* _TASK DETAILS_
Reproduce all lines of the listing below in which the word "avisos" occurs.

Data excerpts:

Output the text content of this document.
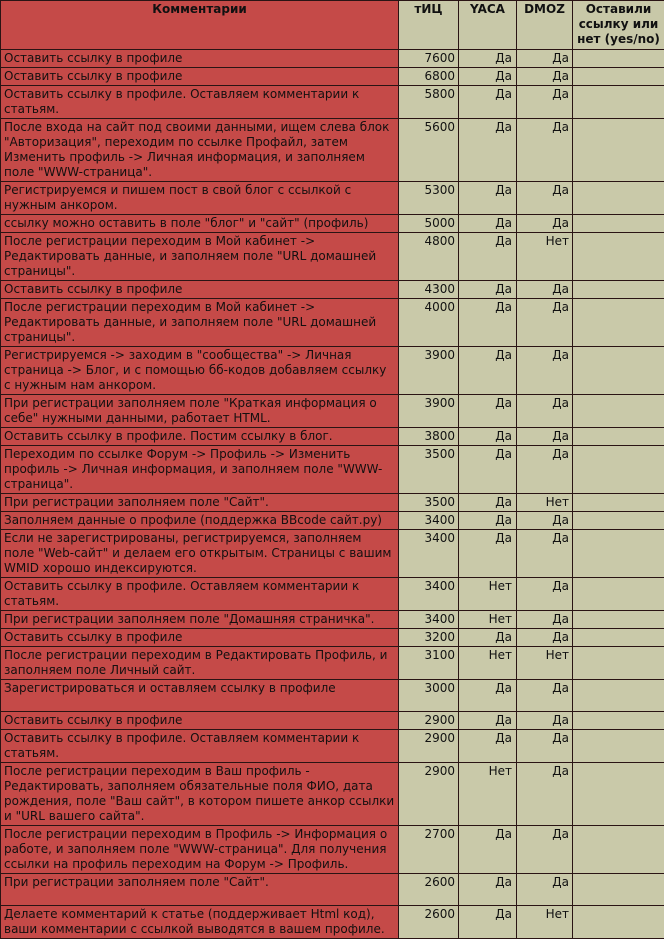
Комментарии	тИЦ	YACA	DMOZ	Оставили ссылку или нет (yes/no)
Оставить ссылку в профиле	7600	Да	Да	
Оставить ссылку в профиле	6800	Да	Да	
Оставить ссылку в профиле. Оставляем комментарии к статьям.	5800	Да	Да	
После входа на сайт под своими данными, ищем слева блок "Авторизация", переходим по ссылке Профайл, затем Изменить профиль -> Личная информация, и заполняем поле "WWW-страница".	5600	Да	Да	
Регистрируемся и пишем пост в свой блог с ссылкой с нужным анкором.	5300	Да	Да	
ссылку можно оставить в поле "блог" и "сайт" (профиль)	5000	Да	Да	
После регистрации переходим в Мой кабинет -> Редактировать данные, и заполняем поле "URL домашней страницы".	4800	Да	Нет	
Оставить ссылку в профиле	4300	Да	Да	
После регистрации переходим в Мой кабинет -> Редактировать данные, и заполняем поле "URL домашней страницы".	4000	Да	Да	
Регистрируемся -> заходим в "сообщества" -> Личная страница -> Блог, и с помощью бб-кодов добавляем ссылку с нужным нам анкором.	3900	Да	Да	
При регистрации заполняем поле "Краткая информация о себе" нужными данными, работает HTML.	3900	Да	Да	
Оставить ссылку в профиле. Постим ссылку в блог.	3800	Да	Да	
Переходим по ссылке Форум -> Профиль -> Изменить профиль -> Личная информация, и заполняем поле "WWW-страница".	3500	Да	Да	
При регистрации заполняем поле "Сайт".	3500	Да	Нет	
Заполняем данные о профиле (поддержка BBcode сайт.ру)	3400	Да	Да	
Если не зарегистрированы, регистрируемся, заполняем поле "Web-сайт" и делаем его открытым. Страницы с вашим WMID хорошо индексируются.	3400	Да	Да	
Оставить ссылку в профиле. Оставляем комментарии к статьям.	3400	Нет	Да	
При регистрации заполняем поле "Домашняя страничка".	3400	Нет	Да	
Оставить ссылку в профиле	3200	Да	Да	
После регистрации переходим в Редактировать Профиль, и заполняем поле Личный сайт.	3100	Нет	Нет	
Зарегистрироваться и оставляем ссылку в профиле	3000	Да	Да	
Оставить ссылку в профиле	2900	Да	Да	
Оставить ссылку в профиле. Оставляем комментарии к статьям.	2900	Да	Да	
После регистрации переходим в Ваш профиль - Редактировать, заполняем обязательные поля ФИО, дата рождения, поле "Ваш сайт", в котором пишете анкор ссылки и "URL вашего сайта".	2900	Нет	Да	
После регистрации переходим в Профиль -> Информация о работе, и заполняем поле "WWW-страница". Для получения ссылки на профиль переходим на Форум -> Профиль.	2700	Да	Да	
При регистрации заполняем поле "Сайт".	2600	Да	Да	
Делаете комментарий к статье (поддерживает Html код), ваши комментарии с ссылкой выводятся в вашем профиле.	2600	Да	Нет	
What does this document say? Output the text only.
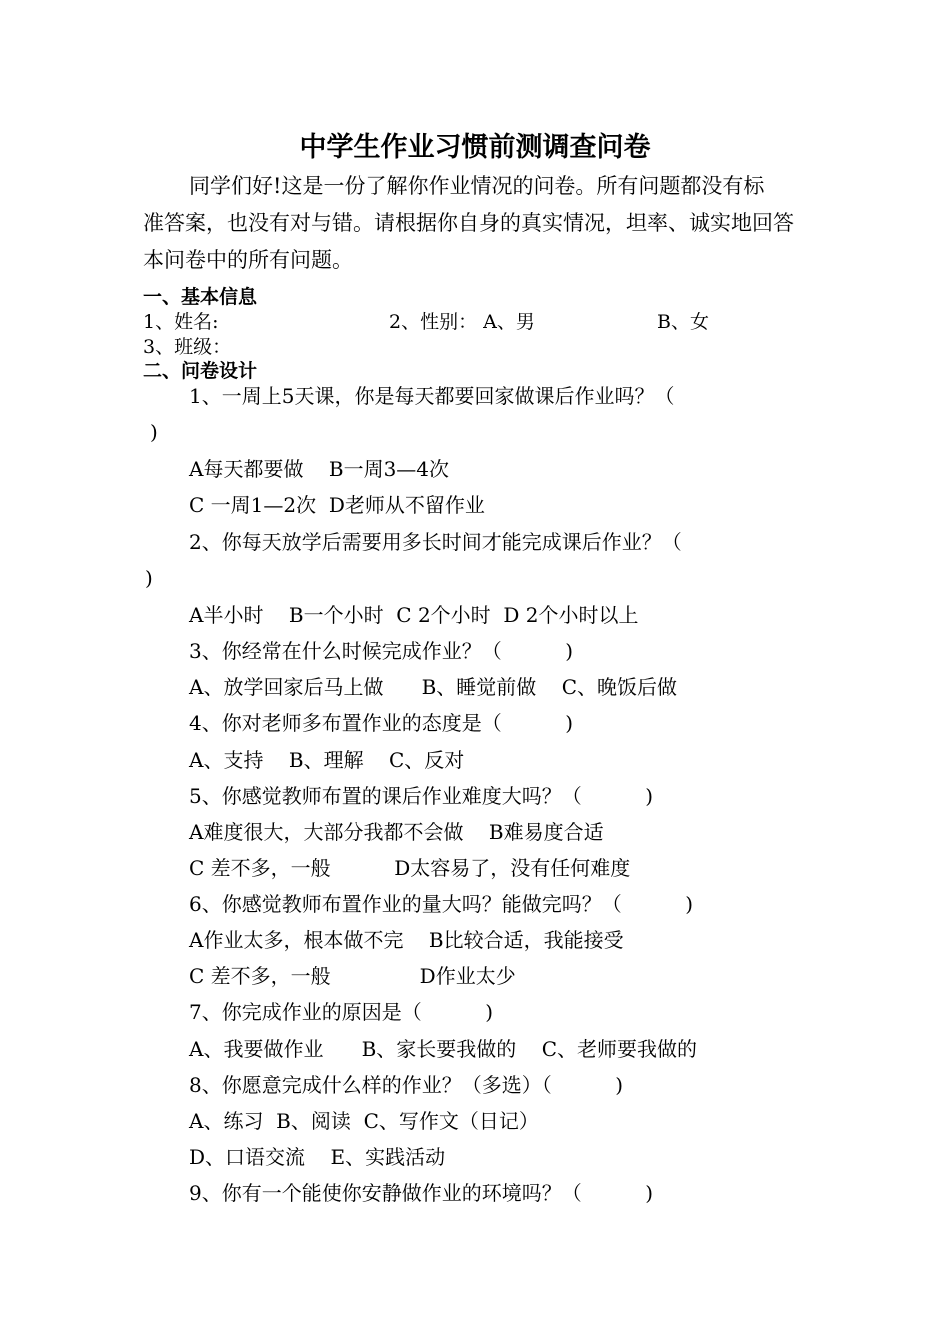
中学生作业习惯前测调查问卷
同学们好!这是一份了解你作业情况的问卷。所有问题都没有标
准答案，也没有对与错。请根据你自身的真实情况，坦率、诚实地回答
本问卷中的所有问题。
一、基本信息
1、姓名:	2、性别： A、男	B、女
3、班级：
二、问卷设计
1、一周上5天课，你是每天都要回家做课后作业吗？（
)
A每天都要做    B一周3—4次
C 一周1—2次  D老师从不留作业
2、你每天放学后需要用多长时间才能完成课后作业？（
)
A半小时    B一个小时  C 2个小时  D 2个小时以上
3、你经常在什么时候完成作业？（          )
A、放学回家后马上做      B、睡觉前做    C、晚饭后做
4、你对老师多布置作业的态度是（          )
A、支持    B、理解    C、反对
5、你感觉教师布置的课后作业难度大吗？（          )
A难度很大，大部分我都不会做    B难易度合适
C 差不多，一般          D太容易了，没有任何难度
6、你感觉教师布置作业的量大吗？能做完吗？（          )
A作业太多，根本做不完    B比较合适，我能接受
C 差不多，一般              D作业太少
7、你完成作业的原因是（          )
A、我要做作业      B、家长要我做的    C、老师要我做的
8、你愿意完成什么样的作业？（多选）（          )
A、练习  B、阅读  C、写作文（日记）
D、口语交流    E、实践活动
9、你有一个能使你安静做作业的环境吗？（          )
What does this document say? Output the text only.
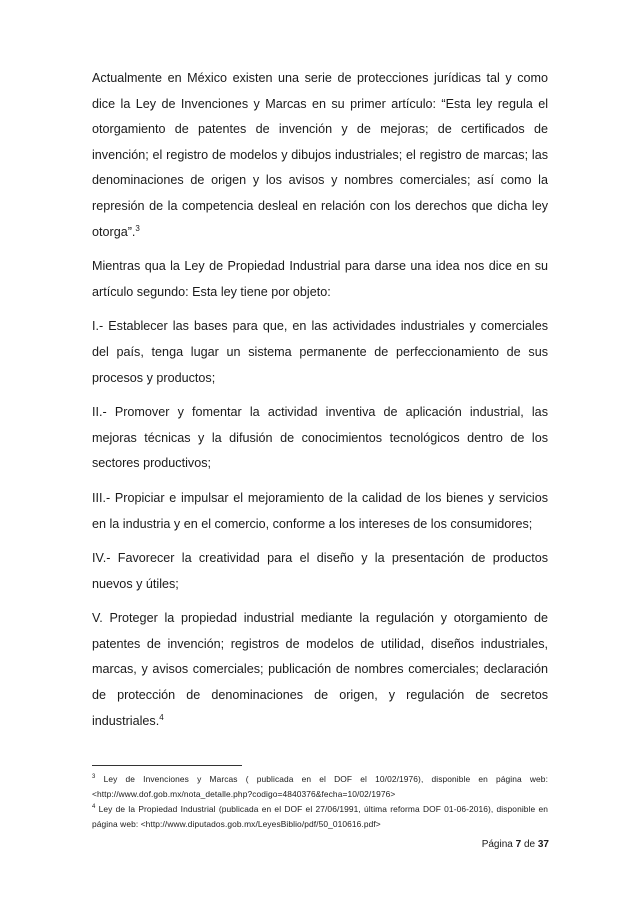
Actualmente en México existen una serie de protecciones jurídicas tal y como dice la Ley de Invenciones y Marcas en su primer artículo: “Esta ley regula el otorgamiento de patentes de invención y de mejoras; de certificados de invención; el registro de modelos y dibujos industriales; el registro de marcas; las denominaciones de origen y los avisos y nombres comerciales; así como la represión de la competencia desleal en relación con los derechos que dicha ley otorga”.$^3$

Mientras qua la Ley de Propiedad Industrial para darse una idea nos dice en su artículo segundo: Esta ley tiene por objeto:

I.- Establecer las bases para que, en las actividades industriales y comerciales del país, tenga lugar un sistema permanente de perfeccionamiento de sus procesos y productos;

II.- Promover y fomentar la actividad inventiva de aplicación industrial, las mejoras técnicas y la difusión de conocimientos tecnológicos dentro de los sectores productivos;

III.- Propiciar e impulsar el mejoramiento de la calidad de los bienes y servicios en la industria y en el comercio, conforme a los intereses de los consumidores;

IV.- Favorecer la creatividad para el diseño y la presentación de productos nuevos y útiles;

V. Proteger la propiedad industrial mediante la regulación y otorgamiento de patentes de invención; registros de modelos de utilidad, diseños industriales, marcas, y avisos comerciales; publicación de nombres comerciales; declaración de protección de denominaciones de origen, y regulación de secretos industriales.$^4$

$^3$ Ley de Invenciones y Marcas ( publicada en el DOF el 10/02/1976), disponible en página web: <http://www.dof.gob.mx/nota_detalle.php?codigo=4840376&fecha=10/02/1976>

$^4$ Ley de la Propiedad Industrial (publicada en el DOF el 27/06/1991, última reforma DOF 01-06-2016), disponible en página web: <http://www.diputados.gob.mx/LeyesBiblio/pdf/50_010616.pdf>

Página 7 de 37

* _ANSWER TO THIS EXERCISE_
Actualmente en México existen una serie de protecciones jurídicas tal y como dice la Ley de Invenciones y Marcas en su primer artículo: “Esta ley regula el otorgamiento de patentes de invención y de mejoras; de certificados de invención; el registro de modelos y dibujos industriales; el registro de marcas; las denominaciones de origen y los avisos y nombres comerciales; así como la represión de la competencia desleal en relación con los derechos que dicha ley otorga”.$^3$
V. Proteger la propiedad industrial mediante la regulación y otorgamiento de patentes de invención; registros de modelos de utilidad, diseños industriales, marcas, y avisos comerciales; publicación de nombres comerciales; declaración de protección de denominaciones de origen, y regulación de secretos industriales.$^4$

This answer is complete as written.